*Problem details:* Below are records. Copy every line with "Rate" in it.

*Given records:*
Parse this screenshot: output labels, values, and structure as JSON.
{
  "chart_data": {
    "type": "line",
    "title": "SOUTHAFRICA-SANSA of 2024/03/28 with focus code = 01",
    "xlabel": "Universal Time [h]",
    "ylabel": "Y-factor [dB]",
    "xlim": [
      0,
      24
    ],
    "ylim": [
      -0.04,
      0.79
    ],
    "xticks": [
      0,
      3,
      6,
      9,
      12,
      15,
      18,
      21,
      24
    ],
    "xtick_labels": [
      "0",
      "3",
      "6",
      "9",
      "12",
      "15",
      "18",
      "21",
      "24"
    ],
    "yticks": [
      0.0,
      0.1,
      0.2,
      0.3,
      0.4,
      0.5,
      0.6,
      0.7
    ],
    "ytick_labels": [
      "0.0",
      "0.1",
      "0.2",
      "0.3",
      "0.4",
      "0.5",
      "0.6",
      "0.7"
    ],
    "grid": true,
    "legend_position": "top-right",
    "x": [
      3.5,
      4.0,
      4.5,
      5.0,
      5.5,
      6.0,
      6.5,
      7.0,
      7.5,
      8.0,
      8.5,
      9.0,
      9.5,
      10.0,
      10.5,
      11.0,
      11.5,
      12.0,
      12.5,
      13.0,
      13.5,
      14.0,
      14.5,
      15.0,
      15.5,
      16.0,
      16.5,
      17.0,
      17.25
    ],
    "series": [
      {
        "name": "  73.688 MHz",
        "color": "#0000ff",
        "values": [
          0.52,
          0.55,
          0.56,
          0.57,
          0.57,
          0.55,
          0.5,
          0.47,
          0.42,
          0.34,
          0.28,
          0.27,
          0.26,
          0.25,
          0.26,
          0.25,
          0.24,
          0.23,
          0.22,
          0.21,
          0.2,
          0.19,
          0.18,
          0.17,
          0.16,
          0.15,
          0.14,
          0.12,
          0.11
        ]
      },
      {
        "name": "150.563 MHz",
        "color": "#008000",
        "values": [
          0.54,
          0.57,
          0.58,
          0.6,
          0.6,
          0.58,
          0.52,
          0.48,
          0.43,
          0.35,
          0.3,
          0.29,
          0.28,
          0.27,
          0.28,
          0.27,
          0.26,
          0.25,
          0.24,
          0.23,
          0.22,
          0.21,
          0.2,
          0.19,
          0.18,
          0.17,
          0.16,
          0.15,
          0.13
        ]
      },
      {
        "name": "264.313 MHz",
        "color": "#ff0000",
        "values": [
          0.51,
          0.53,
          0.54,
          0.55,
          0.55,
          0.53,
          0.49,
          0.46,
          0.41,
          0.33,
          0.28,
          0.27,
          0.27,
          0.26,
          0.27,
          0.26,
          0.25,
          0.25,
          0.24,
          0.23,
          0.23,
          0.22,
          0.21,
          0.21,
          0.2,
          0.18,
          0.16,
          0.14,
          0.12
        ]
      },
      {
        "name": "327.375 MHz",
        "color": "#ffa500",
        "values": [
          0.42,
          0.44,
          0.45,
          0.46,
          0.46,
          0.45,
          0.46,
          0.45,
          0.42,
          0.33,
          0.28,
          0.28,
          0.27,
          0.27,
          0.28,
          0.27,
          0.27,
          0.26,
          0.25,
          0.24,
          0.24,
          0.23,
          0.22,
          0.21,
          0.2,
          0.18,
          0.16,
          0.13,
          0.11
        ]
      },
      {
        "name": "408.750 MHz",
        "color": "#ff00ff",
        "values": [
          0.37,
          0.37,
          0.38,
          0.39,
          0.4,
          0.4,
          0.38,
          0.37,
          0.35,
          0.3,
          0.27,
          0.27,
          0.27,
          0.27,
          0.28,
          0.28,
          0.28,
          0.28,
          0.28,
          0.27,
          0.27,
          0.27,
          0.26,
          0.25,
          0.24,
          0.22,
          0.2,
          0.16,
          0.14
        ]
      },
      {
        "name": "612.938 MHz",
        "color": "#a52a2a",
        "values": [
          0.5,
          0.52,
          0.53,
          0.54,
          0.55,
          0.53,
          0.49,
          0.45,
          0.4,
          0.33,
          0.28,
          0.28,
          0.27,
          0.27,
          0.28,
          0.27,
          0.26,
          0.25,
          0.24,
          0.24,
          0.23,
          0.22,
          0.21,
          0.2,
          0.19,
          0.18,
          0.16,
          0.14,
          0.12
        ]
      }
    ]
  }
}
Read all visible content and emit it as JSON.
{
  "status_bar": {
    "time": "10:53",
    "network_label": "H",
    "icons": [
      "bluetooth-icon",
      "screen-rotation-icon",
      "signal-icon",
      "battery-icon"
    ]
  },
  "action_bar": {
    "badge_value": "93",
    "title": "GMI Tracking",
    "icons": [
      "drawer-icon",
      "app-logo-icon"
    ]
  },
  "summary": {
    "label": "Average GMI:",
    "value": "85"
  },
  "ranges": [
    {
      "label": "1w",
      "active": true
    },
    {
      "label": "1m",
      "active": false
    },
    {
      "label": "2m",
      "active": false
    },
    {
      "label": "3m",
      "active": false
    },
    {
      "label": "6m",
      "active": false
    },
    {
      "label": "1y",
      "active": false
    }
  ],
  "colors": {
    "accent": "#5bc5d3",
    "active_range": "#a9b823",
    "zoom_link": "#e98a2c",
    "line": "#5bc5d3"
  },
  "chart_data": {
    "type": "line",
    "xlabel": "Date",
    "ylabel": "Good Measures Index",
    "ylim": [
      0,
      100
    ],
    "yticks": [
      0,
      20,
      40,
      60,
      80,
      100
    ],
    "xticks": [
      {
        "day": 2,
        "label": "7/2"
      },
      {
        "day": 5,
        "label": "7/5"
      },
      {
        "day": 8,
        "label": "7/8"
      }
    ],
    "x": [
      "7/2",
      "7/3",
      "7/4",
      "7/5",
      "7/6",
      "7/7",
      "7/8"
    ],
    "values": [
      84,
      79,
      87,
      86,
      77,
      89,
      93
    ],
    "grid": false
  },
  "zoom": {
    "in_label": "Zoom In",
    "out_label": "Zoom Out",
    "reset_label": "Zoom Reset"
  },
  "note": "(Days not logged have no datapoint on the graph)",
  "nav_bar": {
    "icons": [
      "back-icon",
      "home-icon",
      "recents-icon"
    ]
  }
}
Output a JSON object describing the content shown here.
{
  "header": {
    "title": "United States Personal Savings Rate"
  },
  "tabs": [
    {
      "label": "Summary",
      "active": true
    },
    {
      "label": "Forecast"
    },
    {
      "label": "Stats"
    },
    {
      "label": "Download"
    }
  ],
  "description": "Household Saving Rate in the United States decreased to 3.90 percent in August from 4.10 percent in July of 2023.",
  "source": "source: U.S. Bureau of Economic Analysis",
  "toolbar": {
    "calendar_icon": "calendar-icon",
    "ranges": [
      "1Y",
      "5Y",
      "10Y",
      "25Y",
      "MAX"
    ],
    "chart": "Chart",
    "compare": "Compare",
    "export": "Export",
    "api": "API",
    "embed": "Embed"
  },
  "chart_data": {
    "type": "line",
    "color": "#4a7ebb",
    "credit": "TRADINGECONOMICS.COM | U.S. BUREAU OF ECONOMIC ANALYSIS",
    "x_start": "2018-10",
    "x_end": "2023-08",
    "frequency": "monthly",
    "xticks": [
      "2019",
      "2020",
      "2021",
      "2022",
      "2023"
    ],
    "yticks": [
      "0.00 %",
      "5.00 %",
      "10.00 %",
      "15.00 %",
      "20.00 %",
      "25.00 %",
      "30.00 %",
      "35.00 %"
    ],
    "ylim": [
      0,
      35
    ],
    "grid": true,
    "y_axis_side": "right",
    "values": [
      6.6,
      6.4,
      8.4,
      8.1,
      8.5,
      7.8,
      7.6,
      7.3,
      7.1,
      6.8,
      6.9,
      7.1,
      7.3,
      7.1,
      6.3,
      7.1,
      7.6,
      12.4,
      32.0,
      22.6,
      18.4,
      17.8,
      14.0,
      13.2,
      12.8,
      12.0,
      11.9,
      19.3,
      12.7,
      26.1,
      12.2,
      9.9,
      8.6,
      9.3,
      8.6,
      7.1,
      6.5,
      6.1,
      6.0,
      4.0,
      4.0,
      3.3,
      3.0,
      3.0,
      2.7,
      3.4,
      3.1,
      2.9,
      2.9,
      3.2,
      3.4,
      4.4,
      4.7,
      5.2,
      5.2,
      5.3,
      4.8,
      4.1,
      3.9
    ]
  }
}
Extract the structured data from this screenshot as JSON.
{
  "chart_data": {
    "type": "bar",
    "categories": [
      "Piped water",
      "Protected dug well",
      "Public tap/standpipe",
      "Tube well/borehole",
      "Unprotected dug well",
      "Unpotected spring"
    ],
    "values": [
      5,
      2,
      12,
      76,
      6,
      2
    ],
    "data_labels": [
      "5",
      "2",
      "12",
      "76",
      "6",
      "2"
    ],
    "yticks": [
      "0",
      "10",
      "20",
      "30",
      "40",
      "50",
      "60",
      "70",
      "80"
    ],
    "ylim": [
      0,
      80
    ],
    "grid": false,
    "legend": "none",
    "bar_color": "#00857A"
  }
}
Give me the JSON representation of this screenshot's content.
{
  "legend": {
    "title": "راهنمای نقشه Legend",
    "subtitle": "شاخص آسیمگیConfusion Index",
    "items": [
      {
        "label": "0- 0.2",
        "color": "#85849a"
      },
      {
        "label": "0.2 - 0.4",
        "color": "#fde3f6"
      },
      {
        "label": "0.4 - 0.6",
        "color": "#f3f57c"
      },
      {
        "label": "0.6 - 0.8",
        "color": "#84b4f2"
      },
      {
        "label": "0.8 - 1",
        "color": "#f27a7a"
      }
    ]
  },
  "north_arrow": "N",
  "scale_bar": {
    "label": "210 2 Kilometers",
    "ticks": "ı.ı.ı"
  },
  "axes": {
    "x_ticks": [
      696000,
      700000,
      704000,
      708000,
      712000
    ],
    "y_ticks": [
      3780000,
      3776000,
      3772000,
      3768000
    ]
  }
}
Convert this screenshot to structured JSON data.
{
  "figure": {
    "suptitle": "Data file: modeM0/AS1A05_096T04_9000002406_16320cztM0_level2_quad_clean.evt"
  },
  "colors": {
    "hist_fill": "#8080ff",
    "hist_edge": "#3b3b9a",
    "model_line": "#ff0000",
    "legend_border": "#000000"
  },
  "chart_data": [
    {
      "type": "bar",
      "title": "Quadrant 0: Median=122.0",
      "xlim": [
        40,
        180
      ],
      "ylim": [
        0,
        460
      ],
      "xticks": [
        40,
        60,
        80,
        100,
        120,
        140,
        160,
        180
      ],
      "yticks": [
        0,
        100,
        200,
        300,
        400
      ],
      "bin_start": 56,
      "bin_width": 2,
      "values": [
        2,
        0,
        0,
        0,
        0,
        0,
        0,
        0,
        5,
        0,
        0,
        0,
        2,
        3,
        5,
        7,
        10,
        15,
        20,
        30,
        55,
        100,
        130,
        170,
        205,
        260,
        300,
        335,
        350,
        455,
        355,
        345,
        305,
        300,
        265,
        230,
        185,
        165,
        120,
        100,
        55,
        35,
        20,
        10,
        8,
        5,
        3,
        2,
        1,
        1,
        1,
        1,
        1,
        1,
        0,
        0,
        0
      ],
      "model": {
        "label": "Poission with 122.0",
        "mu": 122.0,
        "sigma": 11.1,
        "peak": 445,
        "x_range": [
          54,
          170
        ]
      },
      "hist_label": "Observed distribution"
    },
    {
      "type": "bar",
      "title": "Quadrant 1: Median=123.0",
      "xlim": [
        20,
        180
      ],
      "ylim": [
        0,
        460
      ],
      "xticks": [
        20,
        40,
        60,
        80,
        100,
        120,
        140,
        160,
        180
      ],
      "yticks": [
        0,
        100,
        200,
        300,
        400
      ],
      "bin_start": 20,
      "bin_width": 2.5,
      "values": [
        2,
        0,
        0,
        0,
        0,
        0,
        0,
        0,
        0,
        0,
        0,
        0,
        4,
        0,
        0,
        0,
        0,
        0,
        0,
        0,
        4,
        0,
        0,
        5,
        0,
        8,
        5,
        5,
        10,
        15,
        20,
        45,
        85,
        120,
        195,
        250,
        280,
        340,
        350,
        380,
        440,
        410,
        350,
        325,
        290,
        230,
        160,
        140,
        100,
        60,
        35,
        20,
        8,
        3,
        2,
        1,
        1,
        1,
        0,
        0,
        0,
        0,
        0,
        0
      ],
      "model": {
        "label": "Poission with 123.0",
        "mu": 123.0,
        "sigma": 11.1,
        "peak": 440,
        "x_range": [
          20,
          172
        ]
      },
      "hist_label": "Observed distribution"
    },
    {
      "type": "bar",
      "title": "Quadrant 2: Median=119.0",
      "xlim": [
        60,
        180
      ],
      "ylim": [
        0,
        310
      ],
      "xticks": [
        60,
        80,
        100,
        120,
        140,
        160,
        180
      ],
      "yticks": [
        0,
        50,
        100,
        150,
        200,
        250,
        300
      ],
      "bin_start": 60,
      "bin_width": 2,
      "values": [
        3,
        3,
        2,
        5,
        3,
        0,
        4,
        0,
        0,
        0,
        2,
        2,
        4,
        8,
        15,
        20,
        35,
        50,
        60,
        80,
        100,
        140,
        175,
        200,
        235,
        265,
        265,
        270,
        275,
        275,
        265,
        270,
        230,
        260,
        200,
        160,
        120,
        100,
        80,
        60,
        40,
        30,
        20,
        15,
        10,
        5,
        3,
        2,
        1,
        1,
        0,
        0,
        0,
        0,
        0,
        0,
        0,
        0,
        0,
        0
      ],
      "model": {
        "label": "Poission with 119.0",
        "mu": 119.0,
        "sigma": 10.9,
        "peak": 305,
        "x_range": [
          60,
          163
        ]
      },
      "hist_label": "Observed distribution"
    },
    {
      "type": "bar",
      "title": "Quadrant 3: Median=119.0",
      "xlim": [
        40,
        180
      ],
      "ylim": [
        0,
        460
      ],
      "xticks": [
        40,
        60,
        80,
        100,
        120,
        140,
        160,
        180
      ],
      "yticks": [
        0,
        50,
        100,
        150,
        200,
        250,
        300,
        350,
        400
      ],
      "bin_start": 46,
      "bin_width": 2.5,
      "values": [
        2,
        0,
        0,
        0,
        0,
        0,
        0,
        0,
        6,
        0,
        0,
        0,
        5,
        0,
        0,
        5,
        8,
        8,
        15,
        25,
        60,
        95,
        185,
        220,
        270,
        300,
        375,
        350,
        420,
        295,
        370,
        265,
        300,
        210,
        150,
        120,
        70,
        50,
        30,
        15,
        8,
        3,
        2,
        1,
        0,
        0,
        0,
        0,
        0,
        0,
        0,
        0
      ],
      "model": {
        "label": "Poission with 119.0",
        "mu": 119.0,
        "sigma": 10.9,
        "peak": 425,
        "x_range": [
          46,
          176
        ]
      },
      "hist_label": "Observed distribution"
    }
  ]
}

*Complete output:*
    "title": "United States Personal Savings Rate"
  "description": "Household Saving Rate in the United States decreased to 3.90 percent in August from 4.10 percent in July of 2023.",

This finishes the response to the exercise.